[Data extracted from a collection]

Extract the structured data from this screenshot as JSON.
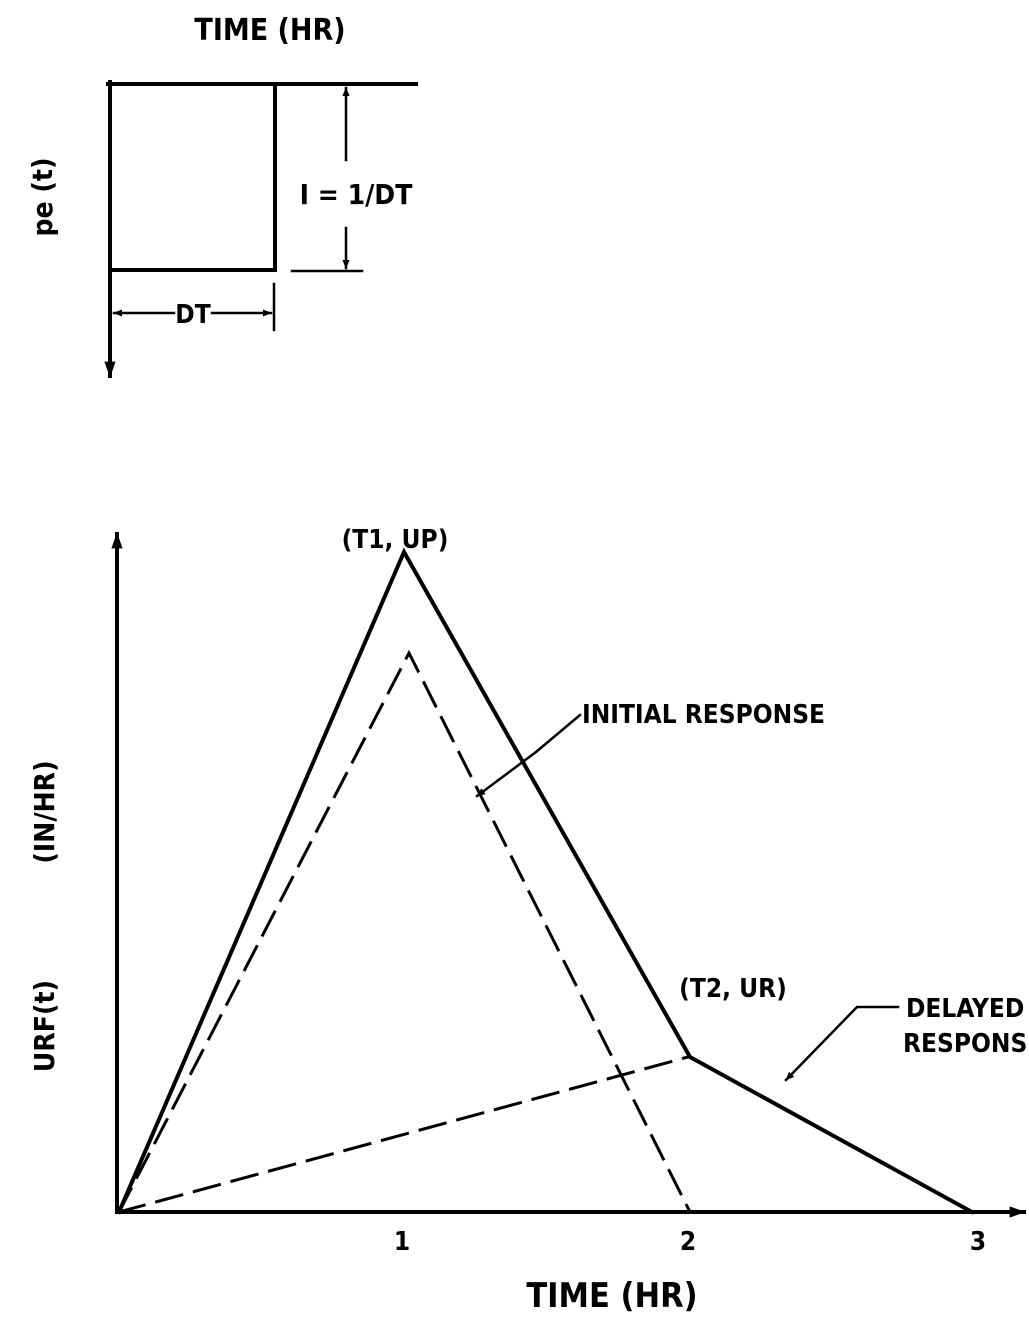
{
  "top_panel": {
    "time_label": "TIME (HR)",
    "y_label": "pe (t)",
    "intensity_label": "I = 1/DT",
    "duration_label": "DT"
  },
  "bottom_panel": {
    "y_label_a": "URF(t)",
    "y_label_b": "(IN/HR)",
    "x_label": "TIME (HR)",
    "x_ticks": [
      "1",
      "2",
      "3"
    ],
    "peak_label": "(T1, UP)",
    "break_label": "(T2, UR)",
    "initial_label": "INITIAL RESPONSE",
    "delayed_label_1": "DELAYED",
    "delayed_label_2": "RESPONSE"
  }
}
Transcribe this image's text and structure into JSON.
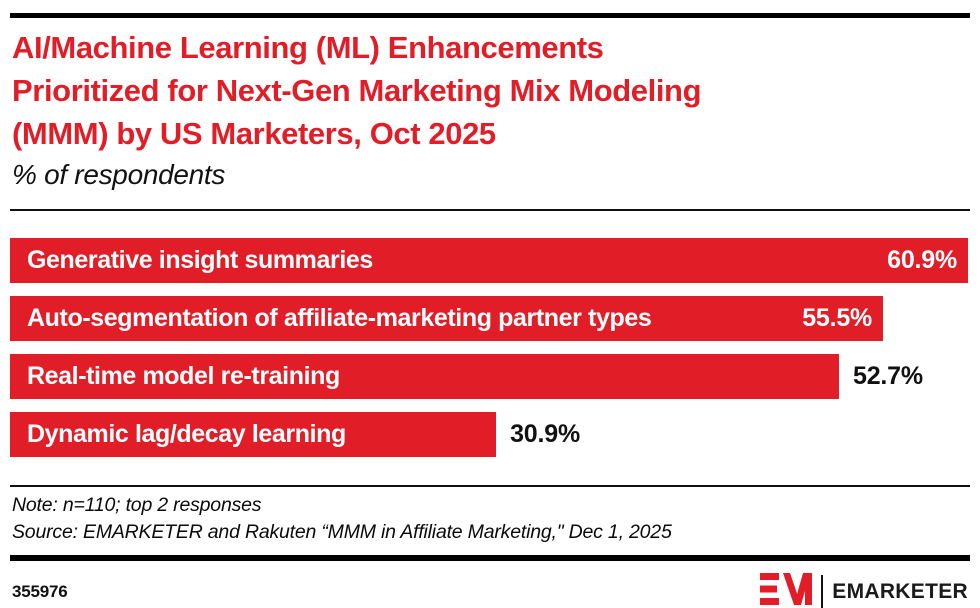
{
  "accent_red": "#e11e28",
  "header": {
    "title": "AI/Machine Learning (ML) Enhancements Prioritized for Next-Gen Marketing Mix Modeling (MMM) by US Marketers, Oct 2025",
    "title_lines": [
      "AI/Machine Learning (ML) Enhancements",
      "Prioritized for Next-Gen Marketing Mix Modeling",
      "(MMM) by US Marketers, Oct 2025"
    ],
    "subtitle": "% of respondents"
  },
  "chart_data": {
    "type": "bar",
    "orientation": "horizontal",
    "title": "AI/Machine Learning (ML) Enhancements Prioritized for Next-Gen Marketing Mix Modeling (MMM) by US Marketers, Oct 2025",
    "subtitle": "% of respondents",
    "unit": "%",
    "xlabel": "",
    "ylabel": "",
    "xlim": [
      0,
      61
    ],
    "grid": false,
    "bar_color": "#e11e28",
    "categories": [
      "Generative insight summaries",
      "Auto-segmentation of affiliate-marketing partner types",
      "Real-time model re-training",
      "Dynamic lag/decay learning"
    ],
    "values": [
      60.9,
      55.5,
      52.7,
      30.9
    ],
    "value_labels": [
      "60.9%",
      "55.5%",
      "52.7%",
      "30.9%"
    ],
    "value_label_position": [
      "inside",
      "inside",
      "outside",
      "outside"
    ]
  },
  "footer": {
    "note": "Note: n=110; top 2 responses",
    "source": "Source: EMARKETER and Rakuten “MMM in Affiliate Marketing,\" Dec 1, 2025",
    "chart_id": "355976",
    "brand": "EMARKETER",
    "logo_icon": "emarketer-em-monogram"
  }
}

» Work instructions: Pictures are excluded; repeat every record exactly.

» Answer to this problem:
Extract the structured data from this screenshot as JSON.
{
  "top_panel": {
    "time_label": "TIME (HR)",
    "y_label": "pe (t)",
    "intensity_label": "I = 1/DT",
    "duration_label": "DT"
  },
  "bottom_panel": {
    "y_label_a": "URF(t)",
    "y_label_b": "(IN/HR)",
    "x_label": "TIME (HR)",
    "x_ticks": [
      "1",
      "2",
      "3"
    ],
    "peak_label": "(T1, UP)",
    "break_label": "(T2, UR)",
    "initial_label": "INITIAL RESPONSE",
    "delayed_label_1": "DELAYED",
    "delayed_label_2": "RESPONSE"
  }
}
Transcribe this image's text and structure into JSON.
{
  "accent_red": "#e11e28",
  "header": {
    "title": "AI/Machine Learning (ML) Enhancements Prioritized for Next-Gen Marketing Mix Modeling (MMM) by US Marketers, Oct 2025",
    "title_lines": [
      "AI/Machine Learning (ML) Enhancements",
      "Prioritized for Next-Gen Marketing Mix Modeling",
      "(MMM) by US Marketers, Oct 2025"
    ],
    "subtitle": "% of respondents"
  },
  "chart_data": {
    "type": "bar",
    "orientation": "horizontal",
    "title": "AI/Machine Learning (ML) Enhancements Prioritized for Next-Gen Marketing Mix Modeling (MMM) by US Marketers, Oct 2025",
    "subtitle": "% of respondents",
    "unit": "%",
    "xlabel": "",
    "ylabel": "",
    "xlim": [
      0,
      61
    ],
    "grid": false,
    "bar_color": "#e11e28",
    "categories": [
      "Generative insight summaries",
      "Auto-segmentation of affiliate-marketing partner types",
      "Real-time model re-training",
      "Dynamic lag/decay learning"
    ],
    "values": [
      60.9,
      55.5,
      52.7,
      30.9
    ],
    "value_labels": [
      "60.9%",
      "55.5%",
      "52.7%",
      "30.9%"
    ],
    "value_label_position": [
      "inside",
      "inside",
      "outside",
      "outside"
    ]
  },
  "footer": {
    "note": "Note: n=110; top 2 responses",
    "source": "Source: EMARKETER and Rakuten “MMM in Affiliate Marketing,\" Dec 1, 2025",
    "chart_id": "355976",
    "brand": "EMARKETER",
    "logo_icon": "emarketer-em-monogram"
  }
}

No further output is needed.